## [EXERCISE DESCRIPTION]
Repeat the data below exactly, dropping any pictures it holds.

## [SUPPLIED RECORDS]
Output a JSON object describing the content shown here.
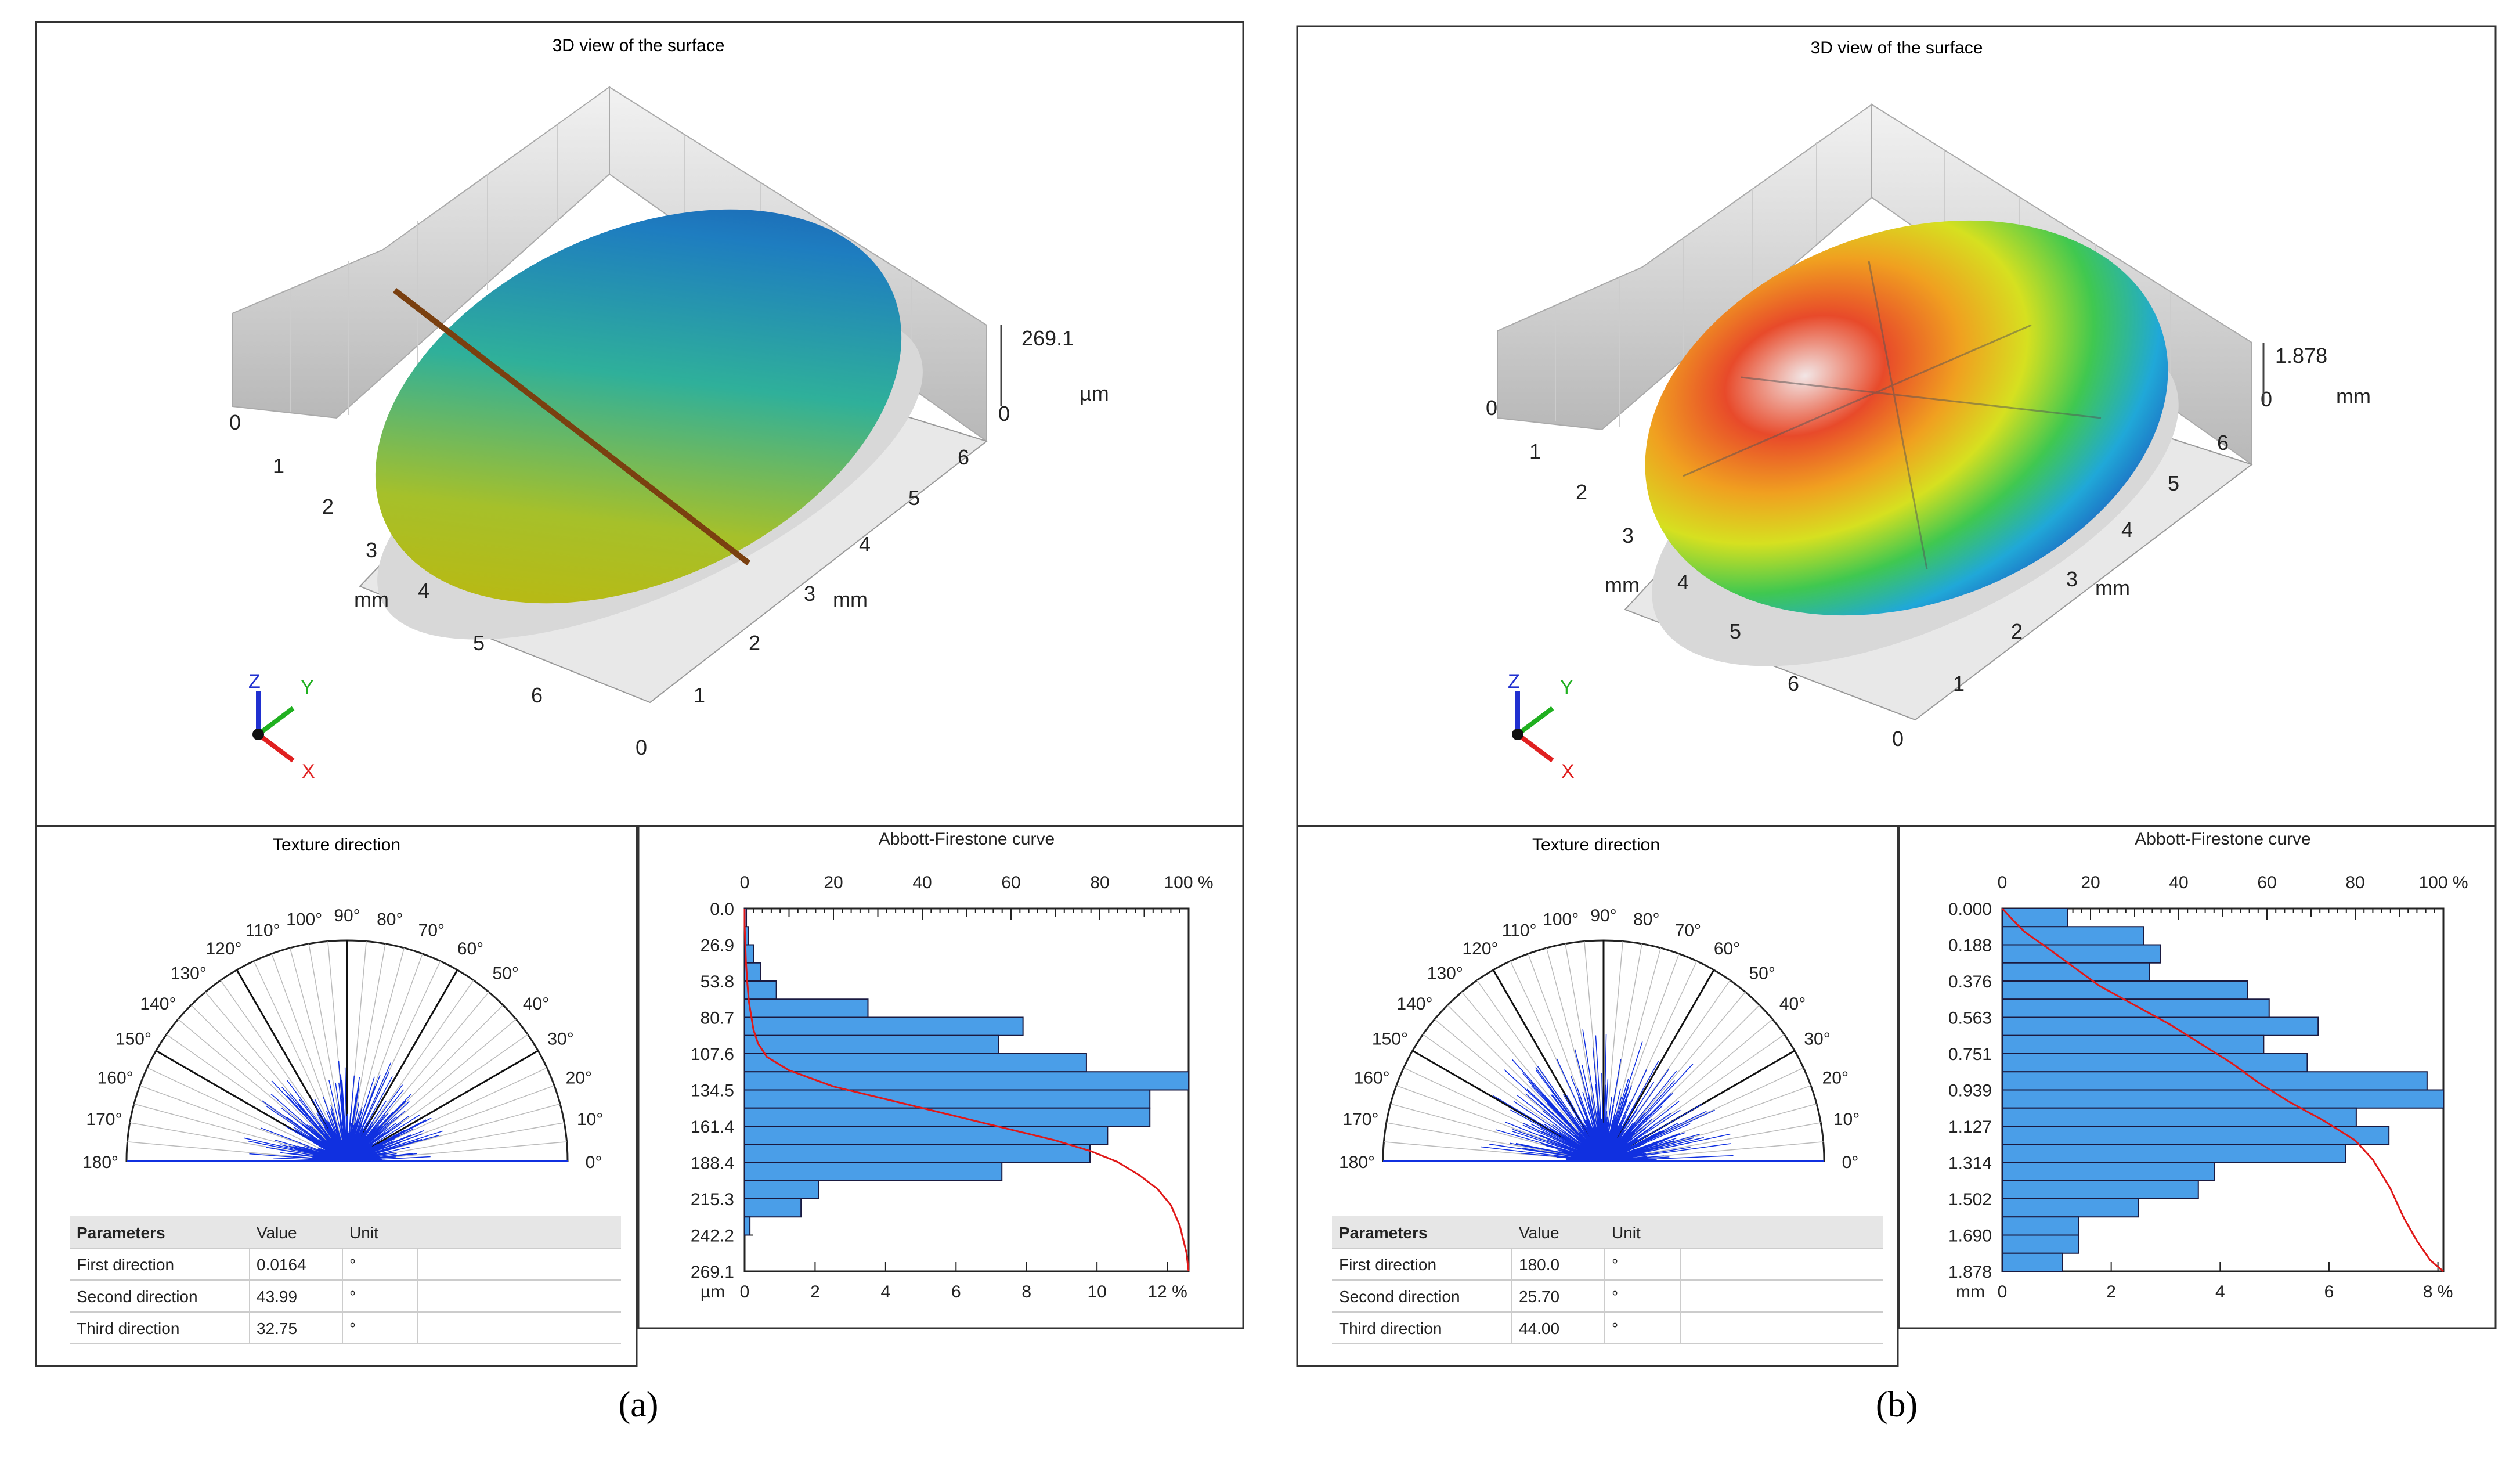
{
  "panels": [
    {
      "caption": "(a)",
      "surface": {
        "title": "3D view of the surface",
        "z_max_label": "269.1",
        "z_min_label": "0",
        "z_unit": "µm",
        "x_ticks": [
          "0",
          "1",
          "2",
          "3",
          "4",
          "5",
          "6"
        ],
        "y_ticks": [
          "0",
          "1",
          "2",
          "3",
          "4",
          "5",
          "6"
        ],
        "x_unit": "mm",
        "y_unit": "mm",
        "axes": [
          "Z",
          "Y",
          "X"
        ]
      },
      "texture": {
        "title": "Texture direction",
        "angles": [
          "0°",
          "10°",
          "20°",
          "30°",
          "40°",
          "50°",
          "60°",
          "70°",
          "80°",
          "90°",
          "100°",
          "110°",
          "120°",
          "130°",
          "140°",
          "150°",
          "160°",
          "170°",
          "180°"
        ],
        "headers": [
          "Parameters",
          "Value",
          "Unit"
        ],
        "rows": [
          {
            "name": "First  direction",
            "value": "0.0164",
            "unit": "°"
          },
          {
            "name": "Second  direction",
            "value": "43.99",
            "unit": "°"
          },
          {
            "name": "Third  direction",
            "value": "32.75",
            "unit": "°"
          }
        ]
      }
    },
    {
      "caption": "(b)",
      "surface": {
        "title": "3D view of the surface",
        "z_max_label": "1.878",
        "z_min_label": "0",
        "z_unit": "mm",
        "x_ticks": [
          "0",
          "1",
          "2",
          "3",
          "4",
          "5",
          "6"
        ],
        "y_ticks": [
          "0",
          "1",
          "2",
          "3",
          "4",
          "5",
          "6"
        ],
        "x_unit": "mm",
        "y_unit": "mm",
        "axes": [
          "Z",
          "Y",
          "X"
        ]
      },
      "texture": {
        "title": "Texture direction",
        "angles": [
          "0°",
          "10°",
          "20°",
          "30°",
          "40°",
          "50°",
          "60°",
          "70°",
          "80°",
          "90°",
          "100°",
          "110°",
          "120°",
          "130°",
          "140°",
          "150°",
          "160°",
          "170°",
          "180°"
        ],
        "headers": [
          "Parameters",
          "Value",
          "Unit"
        ],
        "rows": [
          {
            "name": "First  direction",
            "value": "180.0",
            "unit": "°"
          },
          {
            "name": "Second  direction",
            "value": "25.70",
            "unit": "°"
          },
          {
            "name": "Third  direction",
            "value": "44.00",
            "unit": "°"
          }
        ]
      }
    }
  ],
  "chart_data": [
    {
      "type": "bar",
      "orientation": "horizontal",
      "title": "Abbott-Firestone curve",
      "top_axis_ticks": [
        "0",
        "20",
        "40",
        "60",
        "80",
        "100 %"
      ],
      "bottom_axis_ticks": [
        "0",
        "2",
        "4",
        "6",
        "8",
        "10",
        "12 %"
      ],
      "y_unit": "µm",
      "y_tick_labels": [
        "0.0",
        "26.9",
        "53.8",
        "80.7",
        "107.6",
        "134.5",
        "161.4",
        "188.4",
        "215.3",
        "242.2",
        "269.1"
      ],
      "ylim": [
        0,
        269.1
      ],
      "xlim_bottom": [
        0,
        12.6
      ],
      "bin_width": 13.455,
      "values": [
        0.05,
        0.1,
        0.25,
        0.45,
        0.9,
        3.5,
        7.9,
        7.2,
        9.7,
        12.6,
        11.5,
        11.5,
        10.3,
        9.8,
        7.3,
        2.1,
        1.6,
        0.15
      ],
      "curve": [
        [
          0,
          0
        ],
        [
          0.01,
          13
        ],
        [
          0.3,
          40
        ],
        [
          0.6,
          55
        ],
        [
          1,
          70
        ],
        [
          2,
          90
        ],
        [
          3,
          100
        ],
        [
          5,
          110
        ],
        [
          10,
          120
        ],
        [
          20,
          132
        ],
        [
          30,
          140
        ],
        [
          40,
          148
        ],
        [
          50,
          156
        ],
        [
          60,
          164
        ],
        [
          70,
          172
        ],
        [
          78,
          180
        ],
        [
          84,
          188
        ],
        [
          89,
          198
        ],
        [
          93,
          208
        ],
        [
          96,
          220
        ],
        [
          98,
          235
        ],
        [
          99.5,
          255
        ],
        [
          100,
          269.1
        ]
      ]
    },
    {
      "type": "bar",
      "orientation": "horizontal",
      "title": "Abbott-Firestone curve",
      "top_axis_ticks": [
        "0",
        "20",
        "40",
        "60",
        "80",
        "100 %"
      ],
      "bottom_axis_ticks": [
        "0",
        "2",
        "4",
        "6",
        "8 %"
      ],
      "y_unit": "mm",
      "y_tick_labels": [
        "0.000",
        "0.188",
        "0.376",
        "0.563",
        "0.751",
        "0.939",
        "1.127",
        "1.314",
        "1.502",
        "1.690",
        "1.878"
      ],
      "ylim": [
        0,
        1.878
      ],
      "xlim_bottom": [
        0,
        8.1
      ],
      "bin_width": 0.0939,
      "values": [
        1.2,
        2.6,
        2.9,
        2.7,
        4.5,
        4.9,
        5.8,
        4.8,
        5.6,
        7.8,
        8.1,
        6.5,
        7.1,
        6.3,
        3.9,
        3.6,
        2.5,
        1.4,
        1.4,
        1.1
      ],
      "curve": [
        [
          0,
          0
        ],
        [
          2,
          0.05
        ],
        [
          5,
          0.12
        ],
        [
          10,
          0.2
        ],
        [
          16,
          0.3
        ],
        [
          22,
          0.4
        ],
        [
          30,
          0.5
        ],
        [
          38,
          0.6
        ],
        [
          45,
          0.7
        ],
        [
          52,
          0.8
        ],
        [
          58,
          0.9
        ],
        [
          65,
          1.0
        ],
        [
          73,
          1.1
        ],
        [
          80,
          1.2
        ],
        [
          84,
          1.3
        ],
        [
          88,
          1.45
        ],
        [
          91,
          1.6
        ],
        [
          94,
          1.72
        ],
        [
          97,
          1.82
        ],
        [
          100,
          1.878
        ]
      ]
    }
  ]
}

## [EXERCISE SOLUTION]
Output a JSON object describing the content shown here.
{
  "panels": [
    {
      "caption": "(a)",
      "surface": {
        "title": "3D view of the surface",
        "z_max_label": "269.1",
        "z_min_label": "0",
        "z_unit": "µm",
        "x_ticks": [
          "0",
          "1",
          "2",
          "3",
          "4",
          "5",
          "6"
        ],
        "y_ticks": [
          "0",
          "1",
          "2",
          "3",
          "4",
          "5",
          "6"
        ],
        "x_unit": "mm",
        "y_unit": "mm",
        "axes": [
          "Z",
          "Y",
          "X"
        ]
      },
      "texture": {
        "title": "Texture direction",
        "angles": [
          "0°",
          "10°",
          "20°",
          "30°",
          "40°",
          "50°",
          "60°",
          "70°",
          "80°",
          "90°",
          "100°",
          "110°",
          "120°",
          "130°",
          "140°",
          "150°",
          "160°",
          "170°",
          "180°"
        ],
        "headers": [
          "Parameters",
          "Value",
          "Unit"
        ],
        "rows": [
          {
            "name": "First  direction",
            "value": "0.0164",
            "unit": "°"
          },
          {
            "name": "Second  direction",
            "value": "43.99",
            "unit": "°"
          },
          {
            "name": "Third  direction",
            "value": "32.75",
            "unit": "°"
          }
        ]
      }
    },
    {
      "caption": "(b)",
      "surface": {
        "title": "3D view of the surface",
        "z_max_label": "1.878",
        "z_min_label": "0",
        "z_unit": "mm",
        "x_ticks": [
          "0",
          "1",
          "2",
          "3",
          "4",
          "5",
          "6"
        ],
        "y_ticks": [
          "0",
          "1",
          "2",
          "3",
          "4",
          "5",
          "6"
        ],
        "x_unit": "mm",
        "y_unit": "mm",
        "axes": [
          "Z",
          "Y",
          "X"
        ]
      },
      "texture": {
        "title": "Texture direction",
        "angles": [
          "0°",
          "10°",
          "20°",
          "30°",
          "40°",
          "50°",
          "60°",
          "70°",
          "80°",
          "90°",
          "100°",
          "110°",
          "120°",
          "130°",
          "140°",
          "150°",
          "160°",
          "170°",
          "180°"
        ],
        "headers": [
          "Parameters",
          "Value",
          "Unit"
        ],
        "rows": [
          {
            "name": "First  direction",
            "value": "180.0",
            "unit": "°"
          },
          {
            "name": "Second  direction",
            "value": "25.70",
            "unit": "°"
          },
          {
            "name": "Third  direction",
            "value": "44.00",
            "unit": "°"
          }
        ]
      }
    }
  ],
  "chart_data": [
    {
      "type": "bar",
      "orientation": "horizontal",
      "title": "Abbott-Firestone curve",
      "top_axis_ticks": [
        "0",
        "20",
        "40",
        "60",
        "80",
        "100 %"
      ],
      "bottom_axis_ticks": [
        "0",
        "2",
        "4",
        "6",
        "8",
        "10",
        "12 %"
      ],
      "y_unit": "µm",
      "y_tick_labels": [
        "0.0",
        "26.9",
        "53.8",
        "80.7",
        "107.6",
        "134.5",
        "161.4",
        "188.4",
        "215.3",
        "242.2",
        "269.1"
      ],
      "ylim": [
        0,
        269.1
      ],
      "xlim_bottom": [
        0,
        12.6
      ],
      "bin_width": 13.455,
      "values": [
        0.05,
        0.1,
        0.25,
        0.45,
        0.9,
        3.5,
        7.9,
        7.2,
        9.7,
        12.6,
        11.5,
        11.5,
        10.3,
        9.8,
        7.3,
        2.1,
        1.6,
        0.15
      ],
      "curve": [
        [
          0,
          0
        ],
        [
          0.01,
          13
        ],
        [
          0.3,
          40
        ],
        [
          0.6,
          55
        ],
        [
          1,
          70
        ],
        [
          2,
          90
        ],
        [
          3,
          100
        ],
        [
          5,
          110
        ],
        [
          10,
          120
        ],
        [
          20,
          132
        ],
        [
          30,
          140
        ],
        [
          40,
          148
        ],
        [
          50,
          156
        ],
        [
          60,
          164
        ],
        [
          70,
          172
        ],
        [
          78,
          180
        ],
        [
          84,
          188
        ],
        [
          89,
          198
        ],
        [
          93,
          208
        ],
        [
          96,
          220
        ],
        [
          98,
          235
        ],
        [
          99.5,
          255
        ],
        [
          100,
          269.1
        ]
      ]
    },
    {
      "type": "bar",
      "orientation": "horizontal",
      "title": "Abbott-Firestone curve",
      "top_axis_ticks": [
        "0",
        "20",
        "40",
        "60",
        "80",
        "100 %"
      ],
      "bottom_axis_ticks": [
        "0",
        "2",
        "4",
        "6",
        "8 %"
      ],
      "y_unit": "mm",
      "y_tick_labels": [
        "0.000",
        "0.188",
        "0.376",
        "0.563",
        "0.751",
        "0.939",
        "1.127",
        "1.314",
        "1.502",
        "1.690",
        "1.878"
      ],
      "ylim": [
        0,
        1.878
      ],
      "xlim_bottom": [
        0,
        8.1
      ],
      "bin_width": 0.0939,
      "values": [
        1.2,
        2.6,
        2.9,
        2.7,
        4.5,
        4.9,
        5.8,
        4.8,
        5.6,
        7.8,
        8.1,
        6.5,
        7.1,
        6.3,
        3.9,
        3.6,
        2.5,
        1.4,
        1.4,
        1.1
      ],
      "curve": [
        [
          0,
          0
        ],
        [
          2,
          0.05
        ],
        [
          5,
          0.12
        ],
        [
          10,
          0.2
        ],
        [
          16,
          0.3
        ],
        [
          22,
          0.4
        ],
        [
          30,
          0.5
        ],
        [
          38,
          0.6
        ],
        [
          45,
          0.7
        ],
        [
          52,
          0.8
        ],
        [
          58,
          0.9
        ],
        [
          65,
          1.0
        ],
        [
          73,
          1.1
        ],
        [
          80,
          1.2
        ],
        [
          84,
          1.3
        ],
        [
          88,
          1.45
        ],
        [
          91,
          1.6
        ],
        [
          94,
          1.72
        ],
        [
          97,
          1.82
        ],
        [
          100,
          1.878
        ]
      ]
    }
  ]
}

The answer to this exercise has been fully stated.